[Dataset entries]
######

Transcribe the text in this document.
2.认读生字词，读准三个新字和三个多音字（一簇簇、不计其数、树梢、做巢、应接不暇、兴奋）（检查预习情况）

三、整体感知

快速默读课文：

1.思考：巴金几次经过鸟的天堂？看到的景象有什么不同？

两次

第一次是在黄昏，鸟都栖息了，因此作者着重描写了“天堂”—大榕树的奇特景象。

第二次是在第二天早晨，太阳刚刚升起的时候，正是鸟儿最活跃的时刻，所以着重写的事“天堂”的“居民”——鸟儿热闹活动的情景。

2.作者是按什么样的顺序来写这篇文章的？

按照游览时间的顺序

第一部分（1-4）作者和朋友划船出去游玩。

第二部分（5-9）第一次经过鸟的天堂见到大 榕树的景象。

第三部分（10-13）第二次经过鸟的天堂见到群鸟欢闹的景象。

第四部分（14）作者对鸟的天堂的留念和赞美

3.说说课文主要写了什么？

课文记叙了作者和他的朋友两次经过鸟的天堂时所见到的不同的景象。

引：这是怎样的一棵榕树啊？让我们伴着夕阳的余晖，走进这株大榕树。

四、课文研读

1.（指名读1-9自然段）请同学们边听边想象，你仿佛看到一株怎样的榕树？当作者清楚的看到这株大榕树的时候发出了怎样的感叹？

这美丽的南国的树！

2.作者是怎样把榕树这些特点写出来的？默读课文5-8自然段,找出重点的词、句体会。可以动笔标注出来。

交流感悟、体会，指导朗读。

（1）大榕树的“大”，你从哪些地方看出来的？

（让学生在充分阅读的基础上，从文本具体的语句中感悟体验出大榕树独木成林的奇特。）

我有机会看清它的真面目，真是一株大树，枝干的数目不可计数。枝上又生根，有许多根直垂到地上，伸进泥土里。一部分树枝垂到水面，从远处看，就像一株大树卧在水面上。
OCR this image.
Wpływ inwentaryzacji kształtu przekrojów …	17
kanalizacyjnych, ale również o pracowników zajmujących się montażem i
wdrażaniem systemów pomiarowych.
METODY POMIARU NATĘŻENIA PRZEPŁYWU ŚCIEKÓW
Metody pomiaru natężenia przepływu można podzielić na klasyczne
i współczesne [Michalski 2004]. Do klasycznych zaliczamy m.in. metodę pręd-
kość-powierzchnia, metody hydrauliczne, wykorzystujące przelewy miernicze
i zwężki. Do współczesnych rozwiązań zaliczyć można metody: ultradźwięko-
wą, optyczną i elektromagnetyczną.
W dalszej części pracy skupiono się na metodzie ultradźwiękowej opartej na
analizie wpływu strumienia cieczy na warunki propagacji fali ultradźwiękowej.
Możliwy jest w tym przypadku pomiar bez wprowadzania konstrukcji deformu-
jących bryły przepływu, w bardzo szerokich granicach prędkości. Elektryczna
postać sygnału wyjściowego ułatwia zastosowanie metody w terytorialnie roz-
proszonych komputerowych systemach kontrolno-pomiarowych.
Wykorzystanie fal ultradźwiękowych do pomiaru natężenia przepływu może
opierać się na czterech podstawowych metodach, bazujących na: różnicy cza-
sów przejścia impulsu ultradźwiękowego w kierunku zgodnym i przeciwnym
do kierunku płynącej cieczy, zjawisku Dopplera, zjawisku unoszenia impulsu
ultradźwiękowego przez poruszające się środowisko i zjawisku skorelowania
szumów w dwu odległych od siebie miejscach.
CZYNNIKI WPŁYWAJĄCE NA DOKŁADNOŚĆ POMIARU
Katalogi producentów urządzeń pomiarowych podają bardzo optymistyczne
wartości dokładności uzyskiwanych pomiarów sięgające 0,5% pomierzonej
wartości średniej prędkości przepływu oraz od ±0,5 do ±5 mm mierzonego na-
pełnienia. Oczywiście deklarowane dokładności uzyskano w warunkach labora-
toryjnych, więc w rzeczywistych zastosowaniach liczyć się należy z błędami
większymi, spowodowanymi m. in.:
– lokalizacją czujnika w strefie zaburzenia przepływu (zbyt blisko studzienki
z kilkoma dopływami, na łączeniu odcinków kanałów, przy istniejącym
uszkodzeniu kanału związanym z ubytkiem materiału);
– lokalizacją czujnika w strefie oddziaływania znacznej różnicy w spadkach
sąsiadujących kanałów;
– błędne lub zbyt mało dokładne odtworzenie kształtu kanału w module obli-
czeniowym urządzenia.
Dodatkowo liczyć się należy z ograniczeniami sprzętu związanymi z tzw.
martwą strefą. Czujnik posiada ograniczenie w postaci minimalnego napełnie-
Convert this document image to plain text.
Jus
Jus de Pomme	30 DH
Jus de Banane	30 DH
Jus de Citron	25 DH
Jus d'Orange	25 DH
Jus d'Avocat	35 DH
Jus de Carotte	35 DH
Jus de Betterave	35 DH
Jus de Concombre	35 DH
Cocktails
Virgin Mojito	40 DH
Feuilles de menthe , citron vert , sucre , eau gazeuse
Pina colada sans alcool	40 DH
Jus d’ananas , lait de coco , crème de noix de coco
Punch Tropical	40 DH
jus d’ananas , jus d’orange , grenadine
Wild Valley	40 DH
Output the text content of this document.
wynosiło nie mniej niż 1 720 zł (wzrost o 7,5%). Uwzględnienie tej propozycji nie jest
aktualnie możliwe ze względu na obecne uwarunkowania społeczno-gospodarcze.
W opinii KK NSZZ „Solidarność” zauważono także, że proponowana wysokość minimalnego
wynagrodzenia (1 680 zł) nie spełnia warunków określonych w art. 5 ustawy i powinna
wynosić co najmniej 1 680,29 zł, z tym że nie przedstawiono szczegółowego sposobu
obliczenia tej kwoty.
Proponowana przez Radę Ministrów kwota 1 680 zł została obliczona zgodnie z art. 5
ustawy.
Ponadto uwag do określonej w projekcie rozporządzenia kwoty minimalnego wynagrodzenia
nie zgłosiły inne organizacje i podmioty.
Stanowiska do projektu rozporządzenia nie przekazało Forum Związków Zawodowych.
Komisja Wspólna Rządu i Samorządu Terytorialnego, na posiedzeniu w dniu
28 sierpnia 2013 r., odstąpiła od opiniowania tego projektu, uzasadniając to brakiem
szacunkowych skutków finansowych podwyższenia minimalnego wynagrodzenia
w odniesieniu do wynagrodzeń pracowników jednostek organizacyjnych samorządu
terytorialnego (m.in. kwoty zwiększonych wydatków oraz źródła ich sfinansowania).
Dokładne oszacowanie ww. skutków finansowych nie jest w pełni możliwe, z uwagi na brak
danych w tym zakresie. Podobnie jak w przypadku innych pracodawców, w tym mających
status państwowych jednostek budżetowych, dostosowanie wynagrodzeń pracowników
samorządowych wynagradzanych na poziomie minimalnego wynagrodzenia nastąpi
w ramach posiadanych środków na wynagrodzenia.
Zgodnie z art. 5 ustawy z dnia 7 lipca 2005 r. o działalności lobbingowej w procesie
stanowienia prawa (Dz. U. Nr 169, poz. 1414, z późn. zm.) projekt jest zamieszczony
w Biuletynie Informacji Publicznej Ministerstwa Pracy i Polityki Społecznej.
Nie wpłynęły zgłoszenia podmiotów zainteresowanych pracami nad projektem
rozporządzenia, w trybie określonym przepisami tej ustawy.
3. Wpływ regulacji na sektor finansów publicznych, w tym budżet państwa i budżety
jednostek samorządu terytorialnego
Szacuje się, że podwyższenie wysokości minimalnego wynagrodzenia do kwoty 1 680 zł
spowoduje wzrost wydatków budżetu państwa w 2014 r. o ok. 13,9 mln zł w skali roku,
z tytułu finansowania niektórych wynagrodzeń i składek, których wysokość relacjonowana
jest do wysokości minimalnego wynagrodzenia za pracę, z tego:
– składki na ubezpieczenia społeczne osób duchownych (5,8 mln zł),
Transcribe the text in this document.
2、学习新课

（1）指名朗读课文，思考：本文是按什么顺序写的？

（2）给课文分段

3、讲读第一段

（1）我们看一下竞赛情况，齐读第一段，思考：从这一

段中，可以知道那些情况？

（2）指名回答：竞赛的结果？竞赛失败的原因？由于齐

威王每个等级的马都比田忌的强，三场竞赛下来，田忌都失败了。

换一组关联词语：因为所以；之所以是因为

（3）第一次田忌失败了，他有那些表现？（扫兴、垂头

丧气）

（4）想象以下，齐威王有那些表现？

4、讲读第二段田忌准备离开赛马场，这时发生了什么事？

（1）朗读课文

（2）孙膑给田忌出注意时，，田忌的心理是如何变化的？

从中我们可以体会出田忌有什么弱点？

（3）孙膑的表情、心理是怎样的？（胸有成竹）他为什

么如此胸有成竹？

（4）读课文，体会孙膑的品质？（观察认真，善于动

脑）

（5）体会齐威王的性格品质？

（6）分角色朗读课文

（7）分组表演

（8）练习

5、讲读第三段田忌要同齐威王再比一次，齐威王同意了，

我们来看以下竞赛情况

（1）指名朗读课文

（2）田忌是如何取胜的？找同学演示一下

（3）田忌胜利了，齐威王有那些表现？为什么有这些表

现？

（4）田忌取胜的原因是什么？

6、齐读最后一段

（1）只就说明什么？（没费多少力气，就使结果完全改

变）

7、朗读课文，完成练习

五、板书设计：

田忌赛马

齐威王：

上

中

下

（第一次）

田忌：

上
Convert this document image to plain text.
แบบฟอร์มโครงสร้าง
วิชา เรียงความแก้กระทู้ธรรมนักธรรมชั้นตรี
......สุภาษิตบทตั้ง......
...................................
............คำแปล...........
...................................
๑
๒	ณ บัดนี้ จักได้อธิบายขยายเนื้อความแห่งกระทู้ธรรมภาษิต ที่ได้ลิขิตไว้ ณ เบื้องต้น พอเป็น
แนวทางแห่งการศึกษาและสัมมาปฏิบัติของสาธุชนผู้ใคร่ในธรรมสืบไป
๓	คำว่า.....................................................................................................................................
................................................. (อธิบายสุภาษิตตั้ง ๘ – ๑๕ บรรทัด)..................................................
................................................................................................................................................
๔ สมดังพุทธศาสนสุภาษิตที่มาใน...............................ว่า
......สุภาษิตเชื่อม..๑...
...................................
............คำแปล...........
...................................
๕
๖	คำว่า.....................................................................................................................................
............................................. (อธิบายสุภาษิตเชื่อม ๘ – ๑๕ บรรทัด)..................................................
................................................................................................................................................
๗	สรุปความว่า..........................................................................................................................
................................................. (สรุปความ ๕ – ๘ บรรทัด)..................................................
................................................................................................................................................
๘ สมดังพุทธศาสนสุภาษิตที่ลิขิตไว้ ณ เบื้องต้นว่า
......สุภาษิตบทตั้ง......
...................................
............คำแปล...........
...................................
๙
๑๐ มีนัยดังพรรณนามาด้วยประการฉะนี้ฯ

######

◆ What to work on:
What is the number of lines in the records that contain the string "projektu"? Give only that number.

◆ Correct output:
2